Wenn Sie mir moralische Vorwürfe machen wollen, weil ich für
meine Transportdienstleistung ein Entgelt verlange, dann kann ich nur
sagen: Mit welchem Recht tut genau dasselbe die Bahn, eine Fluggesellschaft
oder ein Taxifahrer? Dort werden Notleidende auch nicht kostenlos transportiert.
Und gerade bei Lufthansa oder anderen Großunternehmen könnte
man sich das aufgrund der zahlungskräftigen Business-Class-Kunden
noch am ehesten
leisten.
In Brüssel
wird derzeit diskutiert, ob bei der Strafandrohung zwischen erwerbsmäßiger
und ehrenamtlicher Fluchthilfe unterschieden werden soll. Wird das Auswirkungen
auf die Branche haben?
Die Diskussion über verschiedene Möglichkeiten der Grenzüberschreitung
ist ein kleiner Schritt nach vorne. Die konfrontative Forderung nach einer
Subventionierung unserer Branche hat hier einiges verändert. Früher
hat man keineswegs von Erwerbstätigkeit gesprochen. Ausbeutung war
da noch eine der
harmloseren Bezeichnungen dafür, dass man sich die Dienstleistung
bezahlen lässt. Die diskutierte Unterteilung finde ich aber problematisch.
Ehrenamtliche Fluchthelfer, die in anderen Jobs ihren Lebensunterhalt
verdienen, gibt es nicht viele. Gleichzeitig ist der Bedarf nach Schleuser-Dienstleistungen
enorm groß.
Zusätzlich werden die Grenzen immer aufwendiger gegen Flüchtlinge
abgeschottet. Deswegen reicht die ehrenamtliche Hilfe nicht aus - man
braucht auch bezahlte Personen und Gruppen. Die können wegen ihrer
Auslastung keiner anderen Erwerbstätigkeit
nachgehen. Wenn das Europaparlament die Legalisierung der ehrenamtlichen
Fluchthilfe beschließt, dann ist das natürlich gut.
Gerade weil viele AntirassistInnen heute denken, sie würden höllisch
bestraft, wenn sie bei der Organisation einer illegalen Grenzüberschreitung
erwischt werden. Ich stelle es mir nur schwierig vor, das in der Praxis
umzusetzen.
Warum?
Auch ehrenamtliche Schleuserinnen und Schleuser müssen irgendwie
ihre Auslagen finanzieren. Nur der geringste Teil des Honorars ist für
meinen Lebensunterhalt, auch Transportmittel, Schmiergelder und die Kosten
der Strafverfolgung müssen refinanziert werden. Dafür gibt es
nicht immer eine Quittung. Oft werden meine Kunden von mir auch neu eingekleidet,
um sie als
Geschäftsleute über die Grenze zu fahren. Das alles ist nicht
billig.
Also wäre
eine Subvention der Schleuserbanden durchaus sinnvoll?

_Eingabedaten_

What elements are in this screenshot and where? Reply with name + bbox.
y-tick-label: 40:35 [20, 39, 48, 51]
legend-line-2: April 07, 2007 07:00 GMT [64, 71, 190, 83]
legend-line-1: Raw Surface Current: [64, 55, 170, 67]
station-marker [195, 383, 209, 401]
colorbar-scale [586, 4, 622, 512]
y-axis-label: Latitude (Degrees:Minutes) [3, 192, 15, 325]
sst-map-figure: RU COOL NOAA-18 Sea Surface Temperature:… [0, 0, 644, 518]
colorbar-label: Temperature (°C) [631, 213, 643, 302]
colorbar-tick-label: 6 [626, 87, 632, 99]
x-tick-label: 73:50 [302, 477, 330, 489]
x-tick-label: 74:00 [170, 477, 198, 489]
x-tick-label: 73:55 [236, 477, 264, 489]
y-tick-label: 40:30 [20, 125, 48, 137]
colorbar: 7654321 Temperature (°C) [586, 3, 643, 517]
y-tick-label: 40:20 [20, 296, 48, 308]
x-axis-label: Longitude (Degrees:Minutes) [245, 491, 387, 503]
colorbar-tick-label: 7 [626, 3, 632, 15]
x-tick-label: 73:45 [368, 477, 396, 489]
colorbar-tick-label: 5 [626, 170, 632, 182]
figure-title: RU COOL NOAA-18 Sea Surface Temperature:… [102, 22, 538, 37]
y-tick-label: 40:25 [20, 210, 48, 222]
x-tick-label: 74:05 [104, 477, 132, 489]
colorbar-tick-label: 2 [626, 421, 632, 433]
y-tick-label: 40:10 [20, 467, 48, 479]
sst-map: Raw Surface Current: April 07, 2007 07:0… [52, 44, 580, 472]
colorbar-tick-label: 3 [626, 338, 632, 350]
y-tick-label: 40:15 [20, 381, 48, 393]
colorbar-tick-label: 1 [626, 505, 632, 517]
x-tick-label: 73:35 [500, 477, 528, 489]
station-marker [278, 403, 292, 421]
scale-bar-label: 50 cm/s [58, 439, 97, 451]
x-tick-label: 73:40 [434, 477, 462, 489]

_Zu bearbeitende Aufgaben_
A - Prüfen Sie, ob die folgenden Aussagen mit dem Textauszug übereinstimmen, und antworten Sie jeweils mit Ja oder Nein samt den entscheidenden Worten des Textes als wörtlichem Zitat: (i) Es gibt viele ehrenamtliche Fluchthelfer, die ihren Lebensunterhalt in anderen Jobs verdienen. (ii) Der größte Teil des Honorars dient dem Lebensunterhalt. (iii) Die Grenzen werden immer aufwendiger gegen Flüchtlinge abgeschottet.
B - Schreiben Sie den Textauszug zwischen „Zusätzlich werden die" und „umzusetzen.", beides eingeschlossen, erneut ab und benennen Sie dabei „Europaparlament" in „EU-Parlament" um.
C - Aus welchem Grund reicht ehrenamtliche Hilfe laut dem Textauszug nicht aus? Antworten Sie in ein bis drei Sätzen.

_Ergebnisse_
A -
(i) Nein: „Ehrenamtliche Fluchthelfer, die in anderen Jobs ihren Lebensunterhalt verdienen, gibt es nicht viele."
(ii) Nein: „Nur der geringste Teil des Honorars ist für meinen Lebensunterhalt"
(iii) Ja: „Zusätzlich werden die Grenzen immer aufwendiger gegen Flüchtlinge abgeschottet."

B -
Zusätzlich werden die Grenzen immer aufwendiger gegen Flüchtlinge
abgeschottet. Deswegen reicht die ehrenamtliche Hilfe nicht aus - man
braucht auch bezahlte Personen und Gruppen. Die können wegen ihrer
Auslastung keiner anderen Erwerbstätigkeit
nachgehen. Wenn das EU-Parlament die Legalisierung der ehrenamtlichen
Fluchthilfe beschließt, dann ist das natürlich gut.
Gerade weil viele AntirassistInnen heute denken, sie würden höllisch
bestraft, wenn sie bei der Organisation einer illegalen Grenzüberschreitung
erwischt werden. Ich stelle es mir nur schwierig vor, das in der Praxis
umzusetzen.

C - Der Bedarf an Schleuser-Dienstleistungen ist enorm groß, und zusätzlich werden die Grenzen immer aufwendiger gegen Flüchtlinge abgeschottet. Deshalb braucht man auch bezahlte Personen und Gruppen, die wegen ihrer Auslastung keiner anderen Erwerbstätigkeit nachgehen können.